## [EXCERPTED RECORDS]
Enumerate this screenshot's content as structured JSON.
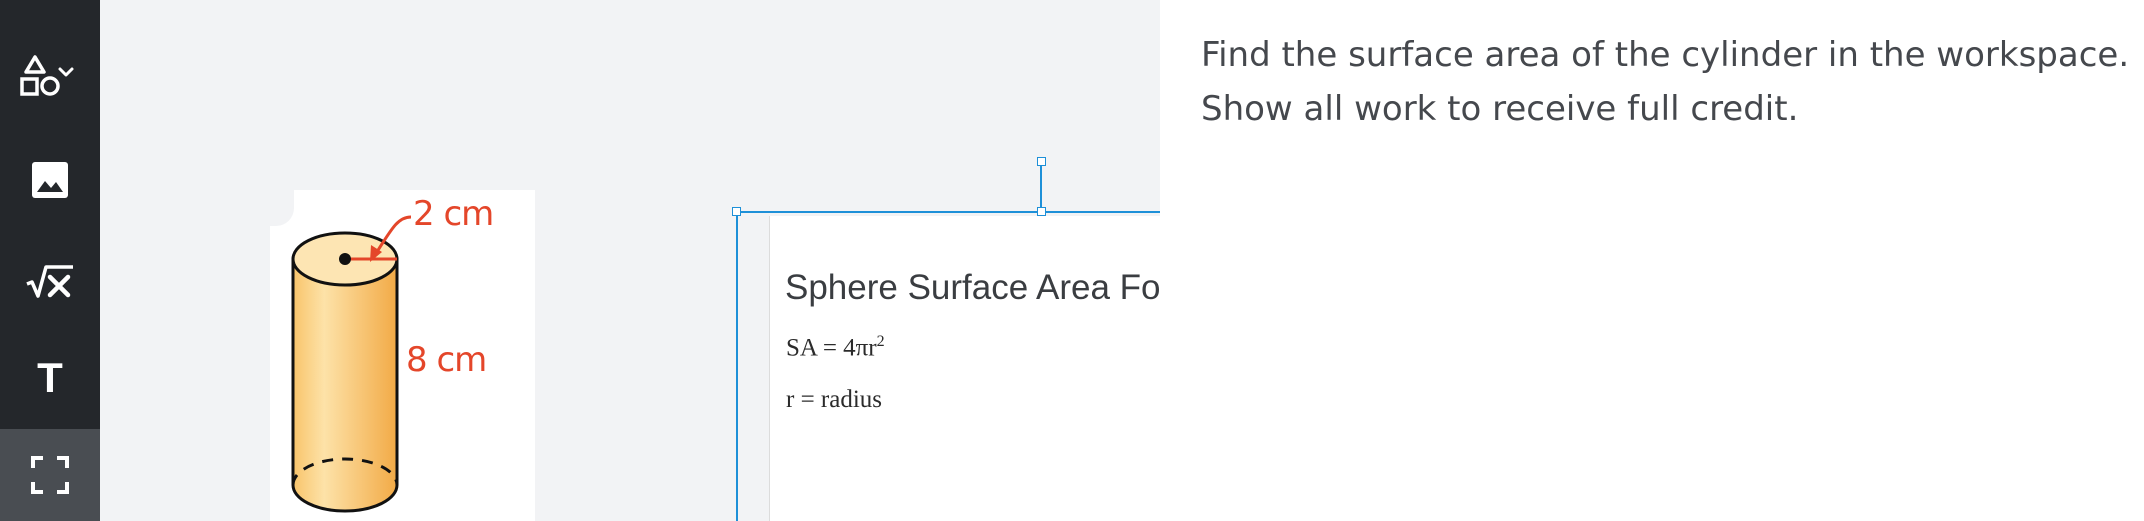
{
  "toolbar": {
    "tools": [
      {
        "icon": "shapes-icon",
        "has_dropdown": true,
        "active": false
      },
      {
        "icon": "image-icon",
        "active": false
      },
      {
        "icon": "equation-icon",
        "active": false
      },
      {
        "icon": "text-tool-icon",
        "label": "T",
        "active": false
      },
      {
        "icon": "fullscreen-icon",
        "active": true
      }
    ]
  },
  "workspace": {
    "cylinder_figure": {
      "radius_label": "2 cm",
      "height_label": "8 cm"
    },
    "formula_card": {
      "title": "Sphere Surface Area Formula",
      "formula": "SA = 4πr",
      "formula_exponent": "2",
      "definition": "r = radius"
    }
  },
  "question": {
    "line1": "Find the surface area of the cylinder in the workspace.",
    "line2": "Show all work to receive full credit."
  },
  "colors": {
    "sidebar": "#24272b",
    "sidebar_active": "#494d52",
    "selection": "#1e90d8",
    "label_red": "#e4462a",
    "cylinder_fill": "#f8c46a"
  }
}
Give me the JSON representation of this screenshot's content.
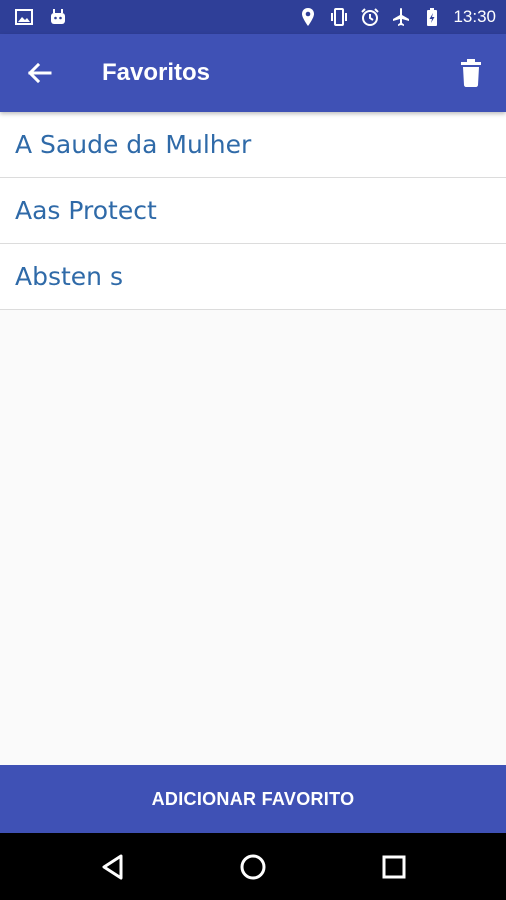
{
  "status_bar": {
    "time": "13:30",
    "left_icons": [
      "image-icon",
      "android-icon"
    ],
    "right_icons": [
      "location-icon",
      "vibrate-icon",
      "alarm-icon",
      "airplane-icon",
      "battery-charging-icon"
    ]
  },
  "app_bar": {
    "title": "Favoritos",
    "back_icon": "arrow-back-icon",
    "action_icon": "trash-icon",
    "color": "#3f51b5"
  },
  "favorites": [
    {
      "label": "A Saude da Mulher"
    },
    {
      "label": "Aas Protect"
    },
    {
      "label": "Absten s"
    }
  ],
  "add_button": {
    "label": "ADICIONAR FAVORITO"
  },
  "nav_bar": {
    "icons": [
      "back-triangle-icon",
      "home-circle-icon",
      "recents-square-icon"
    ]
  },
  "colors": {
    "primary": "#3f51b5",
    "primary_dark": "#2f3f98",
    "item_text": "#2f6aa8",
    "background": "#fafafa"
  }
}
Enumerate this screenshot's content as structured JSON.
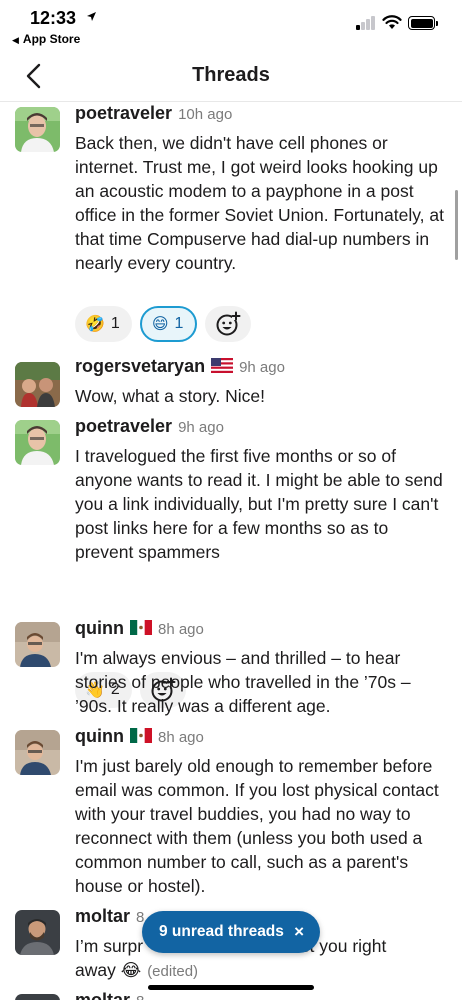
{
  "status_bar": {
    "time": "12:33",
    "location_arrow": "➤",
    "back_app": "App Store",
    "back_triangle": "◀"
  },
  "header": {
    "title": "Threads",
    "back_icon": "chevron-left-icon"
  },
  "messages": [
    {
      "user": "poetraveler",
      "time": "10h ago",
      "text": "Back then, we didn't have cell phones or internet. Trust me, I got weird looks hooking up an acoustic modem to a payphone in a post office in the former Soviet Union. Fortunately, at that time Compuserve had dial-up numbers in nearly every country.",
      "reactions": [
        {
          "emoji": "🤣",
          "count": "1",
          "selected": false
        },
        {
          "emoji": "😄",
          "count": "1",
          "selected": true
        }
      ]
    },
    {
      "user": "rogersvetaryan",
      "flag": "🇺🇸",
      "time": "9h ago",
      "text": "Wow, what a story. Nice!"
    },
    {
      "user": "poetraveler",
      "time": "9h ago",
      "text": "I travelogued the first five months or so of anyone wants to read it. I might be able to send you a link individually, but I'm pretty sure I can't post links here for a few months so as to prevent spammers",
      "reactions": [
        {
          "emoji": "👋",
          "count": "2",
          "selected": false
        }
      ]
    },
    {
      "user": "quinn",
      "flag": "🇲🇽",
      "time": "8h ago",
      "text": "I'm always envious – and thrilled – to hear stories of people who travelled in the ’70s – ’90s. It really was a different age."
    },
    {
      "user": "quinn",
      "flag": "🇲🇽",
      "time": "8h ago",
      "text": "I'm just barely old enough to remember before email was common. If you lost physical contact with your travel buddies, you had no way to reconnect with them (unless you both used a common number to call, such as a parent's house or hostel)."
    },
    {
      "user": "moltar",
      "time": "8",
      "text_start": "I’m surpr",
      "text_end": "est you right",
      "text_line2": "away",
      "emoji": "😂",
      "edited": "(edited)"
    },
    {
      "user": "moltar",
      "time": "8"
    }
  ],
  "unread_pill": {
    "label": "9 unread threads",
    "close": "×"
  },
  "colors": {
    "accent": "#1264a3",
    "selected_reaction_border": "#1d9bd1",
    "text": "#1d1c1d",
    "muted": "#7b7b7b"
  }
}
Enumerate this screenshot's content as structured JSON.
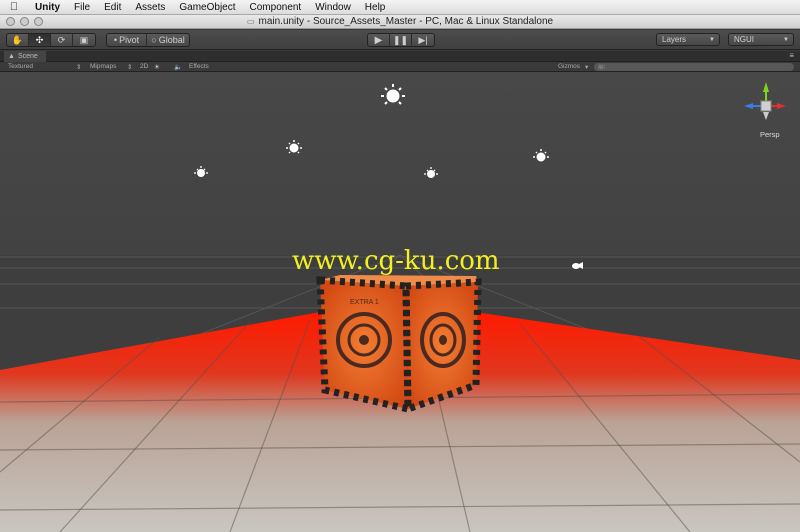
{
  "menubar": {
    "app": "Unity",
    "items": [
      "File",
      "Edit",
      "Assets",
      "GameObject",
      "Component",
      "Window",
      "Help"
    ]
  },
  "window": {
    "title": "main.unity - Source_Assets_Master - PC, Mac & Linux Standalone"
  },
  "toolbar": {
    "pivot": "Pivot",
    "global": "Global",
    "layers": "Layers",
    "layout": "NGUI"
  },
  "scene_tab": {
    "label": "Scene"
  },
  "scene_options": {
    "draw_mode": "Textured",
    "render_mode": "Mipmaps",
    "mode_2d": "2D",
    "effects": "Effects",
    "gizmos": "Gizmos",
    "search_placeholder": "All"
  },
  "viewport": {
    "projection": "Persp",
    "watermark": "www.cg-ku.com",
    "crate_label": "EXTRA 1"
  },
  "colors": {
    "floor_glow": "#ff1e00",
    "crate": "#f06a1a",
    "watermark": "#f3f022"
  }
}
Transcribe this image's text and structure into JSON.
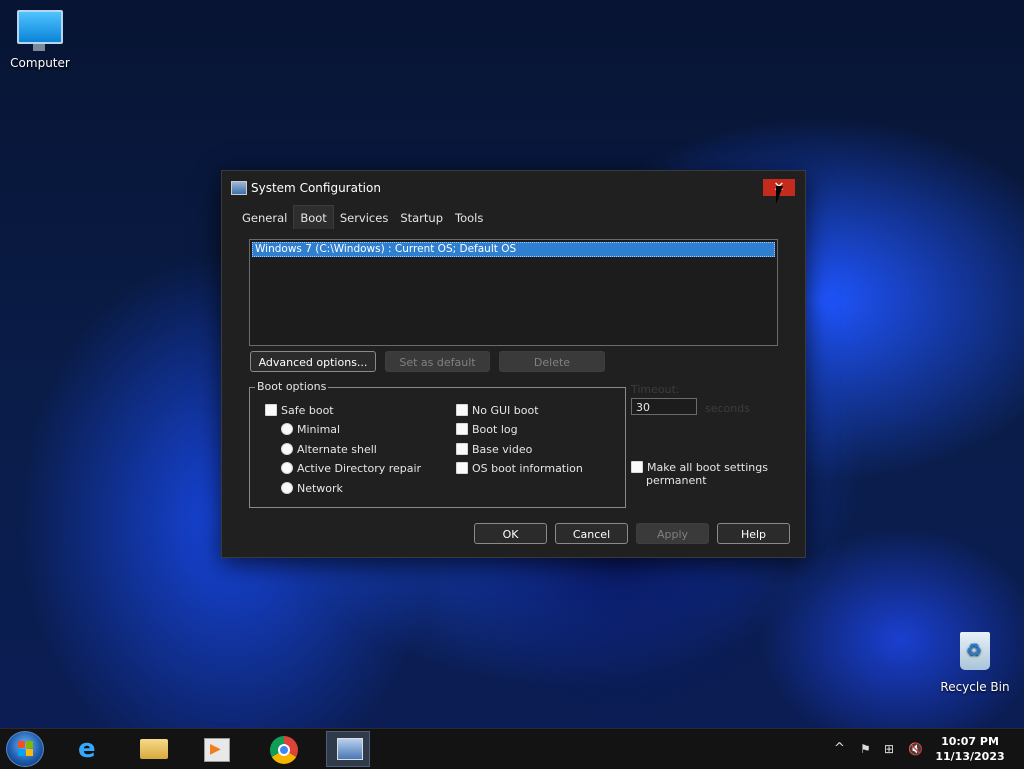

## [TASK BRIEF]
List the lines of the records where "time" occurs.

## [THE RESULT]
    "time": "13:30",
    "time": "12:33",
      "time": "10h ago",
      "text": "Back then, we didn't have cell phones or internet. Trust me, I got weird looks hooking up an acoustic modem to a payphone in a post office in the former Soviet Union. Fortunately, at that time Compuserve had dial-up numbers in nearly every country.",
      "time": "9h ago",
      "time": "9h ago",
      "time": "8h ago",
      "time": "8h ago",
      "time": "8",
      "time": "8"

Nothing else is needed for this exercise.